[begin GIVEN RECORDS]

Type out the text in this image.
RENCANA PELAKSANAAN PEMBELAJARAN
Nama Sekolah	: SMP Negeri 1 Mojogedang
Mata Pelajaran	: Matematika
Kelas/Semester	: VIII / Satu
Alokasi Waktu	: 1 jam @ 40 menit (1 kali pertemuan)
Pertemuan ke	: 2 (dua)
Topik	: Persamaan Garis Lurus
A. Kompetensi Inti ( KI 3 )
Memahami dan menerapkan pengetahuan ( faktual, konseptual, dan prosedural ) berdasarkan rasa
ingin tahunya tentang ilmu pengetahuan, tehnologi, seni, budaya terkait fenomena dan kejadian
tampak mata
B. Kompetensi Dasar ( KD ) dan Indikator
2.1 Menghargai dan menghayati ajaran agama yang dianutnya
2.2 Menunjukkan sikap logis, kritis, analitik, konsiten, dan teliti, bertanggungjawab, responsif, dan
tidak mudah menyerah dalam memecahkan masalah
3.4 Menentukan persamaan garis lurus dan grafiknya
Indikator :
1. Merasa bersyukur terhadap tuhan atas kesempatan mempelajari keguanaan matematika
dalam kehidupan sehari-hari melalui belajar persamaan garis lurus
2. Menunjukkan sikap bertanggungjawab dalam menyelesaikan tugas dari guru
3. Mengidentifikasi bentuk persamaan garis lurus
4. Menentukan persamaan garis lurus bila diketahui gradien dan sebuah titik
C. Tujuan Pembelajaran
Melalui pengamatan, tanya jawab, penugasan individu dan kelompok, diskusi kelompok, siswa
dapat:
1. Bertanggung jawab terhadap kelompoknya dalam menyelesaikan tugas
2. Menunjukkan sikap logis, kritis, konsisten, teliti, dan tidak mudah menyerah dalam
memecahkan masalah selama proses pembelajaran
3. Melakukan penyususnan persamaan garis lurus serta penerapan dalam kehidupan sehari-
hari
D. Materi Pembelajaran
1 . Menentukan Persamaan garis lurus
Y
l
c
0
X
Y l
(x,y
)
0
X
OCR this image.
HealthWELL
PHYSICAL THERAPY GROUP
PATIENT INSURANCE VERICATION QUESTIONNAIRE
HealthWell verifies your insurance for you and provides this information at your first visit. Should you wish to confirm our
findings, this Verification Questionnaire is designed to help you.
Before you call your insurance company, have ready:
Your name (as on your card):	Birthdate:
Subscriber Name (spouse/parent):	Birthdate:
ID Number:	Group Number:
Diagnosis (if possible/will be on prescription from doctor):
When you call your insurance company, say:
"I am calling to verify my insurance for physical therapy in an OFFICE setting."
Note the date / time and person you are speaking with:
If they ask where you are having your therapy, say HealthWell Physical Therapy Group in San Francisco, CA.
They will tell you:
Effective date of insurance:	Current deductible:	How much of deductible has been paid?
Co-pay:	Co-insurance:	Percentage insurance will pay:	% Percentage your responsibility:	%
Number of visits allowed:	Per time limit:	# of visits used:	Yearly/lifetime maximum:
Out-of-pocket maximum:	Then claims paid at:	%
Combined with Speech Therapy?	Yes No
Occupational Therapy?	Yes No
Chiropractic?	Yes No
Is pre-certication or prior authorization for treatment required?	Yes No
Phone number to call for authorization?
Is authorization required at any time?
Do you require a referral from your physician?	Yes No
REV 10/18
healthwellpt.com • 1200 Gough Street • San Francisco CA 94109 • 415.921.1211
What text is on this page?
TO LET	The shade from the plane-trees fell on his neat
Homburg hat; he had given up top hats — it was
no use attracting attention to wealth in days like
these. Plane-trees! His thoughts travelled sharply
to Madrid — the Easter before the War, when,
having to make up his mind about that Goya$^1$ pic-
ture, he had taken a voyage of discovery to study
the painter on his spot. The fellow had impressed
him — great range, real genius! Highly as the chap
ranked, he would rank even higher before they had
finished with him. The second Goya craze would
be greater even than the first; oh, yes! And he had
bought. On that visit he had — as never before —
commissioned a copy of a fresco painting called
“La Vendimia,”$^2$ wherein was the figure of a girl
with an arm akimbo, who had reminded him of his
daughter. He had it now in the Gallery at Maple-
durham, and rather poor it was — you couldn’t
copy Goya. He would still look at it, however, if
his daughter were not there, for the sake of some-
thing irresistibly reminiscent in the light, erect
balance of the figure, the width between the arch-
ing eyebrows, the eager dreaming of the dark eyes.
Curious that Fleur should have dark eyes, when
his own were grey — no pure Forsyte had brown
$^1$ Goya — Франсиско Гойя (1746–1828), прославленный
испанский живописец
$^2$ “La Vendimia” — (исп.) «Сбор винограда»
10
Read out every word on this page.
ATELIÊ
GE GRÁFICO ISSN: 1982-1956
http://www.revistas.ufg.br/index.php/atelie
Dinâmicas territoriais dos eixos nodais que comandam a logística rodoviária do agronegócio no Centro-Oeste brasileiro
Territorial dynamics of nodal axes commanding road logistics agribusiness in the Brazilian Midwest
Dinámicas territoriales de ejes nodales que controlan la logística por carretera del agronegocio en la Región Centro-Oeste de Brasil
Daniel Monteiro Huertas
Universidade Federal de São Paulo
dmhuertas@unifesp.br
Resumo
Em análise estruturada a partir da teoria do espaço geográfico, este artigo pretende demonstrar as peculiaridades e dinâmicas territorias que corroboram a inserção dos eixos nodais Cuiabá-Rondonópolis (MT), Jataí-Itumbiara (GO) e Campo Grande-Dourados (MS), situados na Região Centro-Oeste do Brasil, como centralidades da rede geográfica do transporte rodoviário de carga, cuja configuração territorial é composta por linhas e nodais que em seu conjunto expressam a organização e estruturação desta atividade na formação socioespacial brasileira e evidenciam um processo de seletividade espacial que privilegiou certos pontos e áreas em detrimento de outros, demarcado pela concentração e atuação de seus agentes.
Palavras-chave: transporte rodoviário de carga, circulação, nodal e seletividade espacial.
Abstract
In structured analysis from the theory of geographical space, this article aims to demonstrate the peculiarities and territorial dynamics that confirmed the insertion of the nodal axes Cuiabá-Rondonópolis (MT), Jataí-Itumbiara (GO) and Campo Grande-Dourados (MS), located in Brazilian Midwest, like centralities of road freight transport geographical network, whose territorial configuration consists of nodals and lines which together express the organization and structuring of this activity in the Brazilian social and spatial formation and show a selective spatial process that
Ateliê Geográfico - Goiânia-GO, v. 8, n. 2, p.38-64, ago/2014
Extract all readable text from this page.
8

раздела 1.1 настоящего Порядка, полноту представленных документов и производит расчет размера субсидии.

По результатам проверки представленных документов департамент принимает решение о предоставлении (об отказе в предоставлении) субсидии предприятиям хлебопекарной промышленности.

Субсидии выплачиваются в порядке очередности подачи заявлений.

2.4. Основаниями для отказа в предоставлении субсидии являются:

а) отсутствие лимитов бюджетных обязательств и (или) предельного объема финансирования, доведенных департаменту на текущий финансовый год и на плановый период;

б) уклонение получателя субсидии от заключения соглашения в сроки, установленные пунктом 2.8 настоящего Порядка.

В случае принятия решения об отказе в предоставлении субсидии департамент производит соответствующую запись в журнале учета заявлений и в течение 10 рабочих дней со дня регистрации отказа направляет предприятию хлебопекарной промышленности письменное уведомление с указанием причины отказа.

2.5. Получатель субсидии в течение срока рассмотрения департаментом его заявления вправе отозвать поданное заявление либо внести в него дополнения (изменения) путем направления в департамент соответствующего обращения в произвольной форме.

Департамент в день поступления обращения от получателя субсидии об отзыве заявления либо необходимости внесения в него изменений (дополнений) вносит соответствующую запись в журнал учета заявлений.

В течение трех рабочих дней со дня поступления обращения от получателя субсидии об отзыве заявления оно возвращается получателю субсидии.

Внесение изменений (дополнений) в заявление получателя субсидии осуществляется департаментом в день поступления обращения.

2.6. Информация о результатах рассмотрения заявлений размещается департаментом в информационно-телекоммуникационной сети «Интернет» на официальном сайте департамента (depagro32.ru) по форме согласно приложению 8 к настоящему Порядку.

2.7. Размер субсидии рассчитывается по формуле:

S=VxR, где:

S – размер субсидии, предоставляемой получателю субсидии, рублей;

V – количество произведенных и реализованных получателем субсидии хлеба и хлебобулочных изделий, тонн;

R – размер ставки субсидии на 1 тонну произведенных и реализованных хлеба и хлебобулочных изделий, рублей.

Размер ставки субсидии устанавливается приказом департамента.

[end GIVEN RECORDS]

» **AIM OF THE EXERCISE**
Copy every line of the listing that includes the string "terhadap".

» **RESULT**
1. Merasa bersyukur terhadap tuhan atas kesempatan mempelajari keguanaan matematika
1. Bertanggung jawab terhadap kelompoknya dalam menyelesaikan tugas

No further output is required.